**Work to do**
Skip the pictures. Repeat everything else in the records word for word.

**Records supplied**
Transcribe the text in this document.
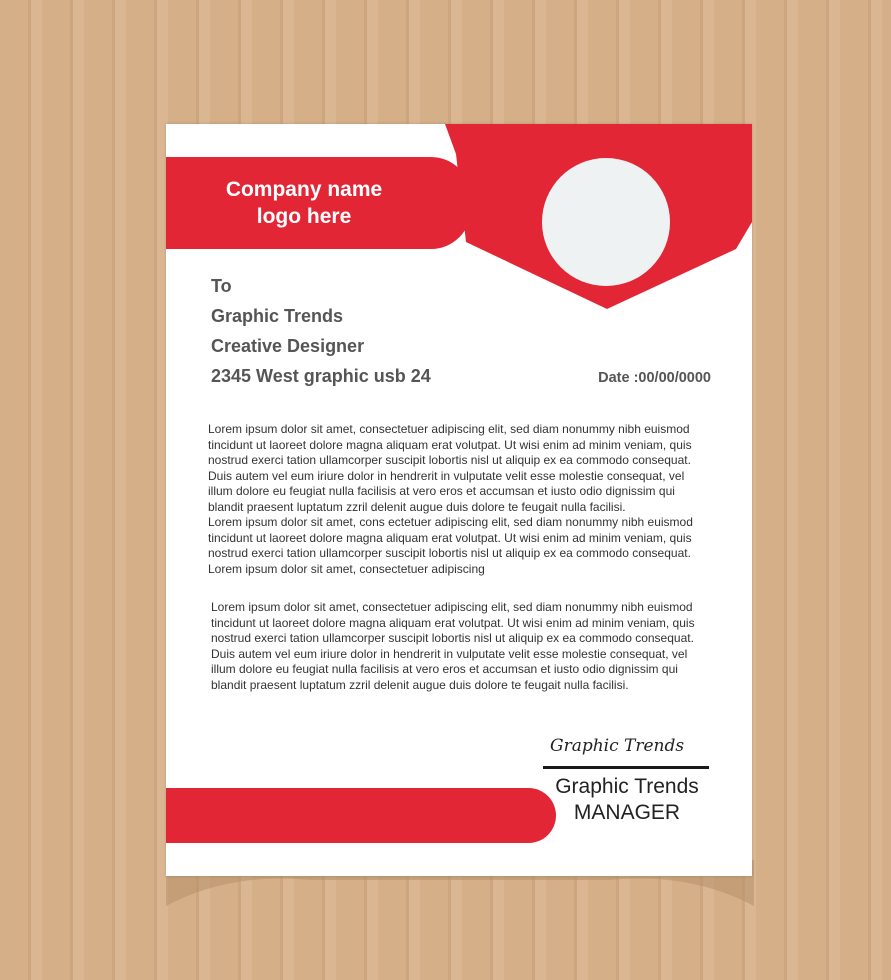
Company name
logo here
To
Graphic Trends
Creative Designer
2345 West graphic usb 24	Date :00/00/0000
Lorem ipsum dolor sit amet, consectetuer adipiscing elit, sed diam nonummy nibh euismod
tincidunt ut laoreet dolore magna aliquam erat volutpat. Ut wisi enim ad minim veniam, quis
nostrud exerci tation ullamcorper suscipit lobortis nisl ut aliquip ex ea commodo consequat.
Duis autem vel eum iriure dolor in hendrerit in vulputate velit esse molestie consequat, vel
illum dolore eu feugiat nulla facilisis at vero eros et accumsan et iusto odio dignissim qui
blandit praesent luptatum zzril delenit augue duis dolore te feugait nulla facilisi.
Lorem ipsum dolor sit amet, cons ectetuer adipiscing elit, sed diam nonummy nibh euismod
tincidunt ut laoreet dolore magna aliquam erat volutpat. Ut wisi enim ad minim veniam, quis
nostrud exerci tation ullamcorper suscipit lobortis nisl ut aliquip ex ea commodo consequat.
Lorem ipsum dolor sit amet, consectetuer adipiscing
Lorem ipsum dolor sit amet, consectetuer adipiscing elit, sed diam nonummy nibh euismod
tincidunt ut laoreet dolore magna aliquam erat volutpat. Ut wisi enim ad minim veniam, quis
nostrud exerci tation ullamcorper suscipit lobortis nisl ut aliquip ex ea commodo consequat.
Duis autem vel eum iriure dolor in hendrerit in vulputate velit esse molestie consequat, vel
illum dolore eu feugiat nulla facilisis at vero eros et accumsan et iusto odio dignissim qui
blandit praesent luptatum zzril delenit augue duis dolore te feugait nulla facilisi.
Graphic Trends
Graphic Trends
MANAGER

**Solution for this problem**
Transcribe the text in this document.
Company name
logo here
To
Graphic Trends
Creative Designer
2345 West graphic usb 24	Date :00/00/0000
Lorem ipsum dolor sit amet, consectetuer adipiscing elit, sed diam nonummy nibh euismod
tincidunt ut laoreet dolore magna aliquam erat volutpat. Ut wisi enim ad minim veniam, quis
nostrud exerci tation ullamcorper suscipit lobortis nisl ut aliquip ex ea commodo consequat.
Duis autem vel eum iriure dolor in hendrerit in vulputate velit esse molestie consequat, vel
illum dolore eu feugiat nulla facilisis at vero eros et accumsan et iusto odio dignissim qui
blandit praesent luptatum zzril delenit augue duis dolore te feugait nulla facilisi.
Lorem ipsum dolor sit amet, cons ectetuer adipiscing elit, sed diam nonummy nibh euismod
tincidunt ut laoreet dolore magna aliquam erat volutpat. Ut wisi enim ad minim veniam, quis
nostrud exerci tation ullamcorper suscipit lobortis nisl ut aliquip ex ea commodo consequat.
Lorem ipsum dolor sit amet, consectetuer adipiscing
Lorem ipsum dolor sit amet, consectetuer adipiscing elit, sed diam nonummy nibh euismod
tincidunt ut laoreet dolore magna aliquam erat volutpat. Ut wisi enim ad minim veniam, quis
nostrud exerci tation ullamcorper suscipit lobortis nisl ut aliquip ex ea commodo consequat.
Duis autem vel eum iriure dolor in hendrerit in vulputate velit esse molestie consequat, vel
illum dolore eu feugiat nulla facilisis at vero eros et accumsan et iusto odio dignissim qui
blandit praesent luptatum zzril delenit augue duis dolore te feugait nulla facilisi.
Graphic Trends
Graphic Trends
MANAGER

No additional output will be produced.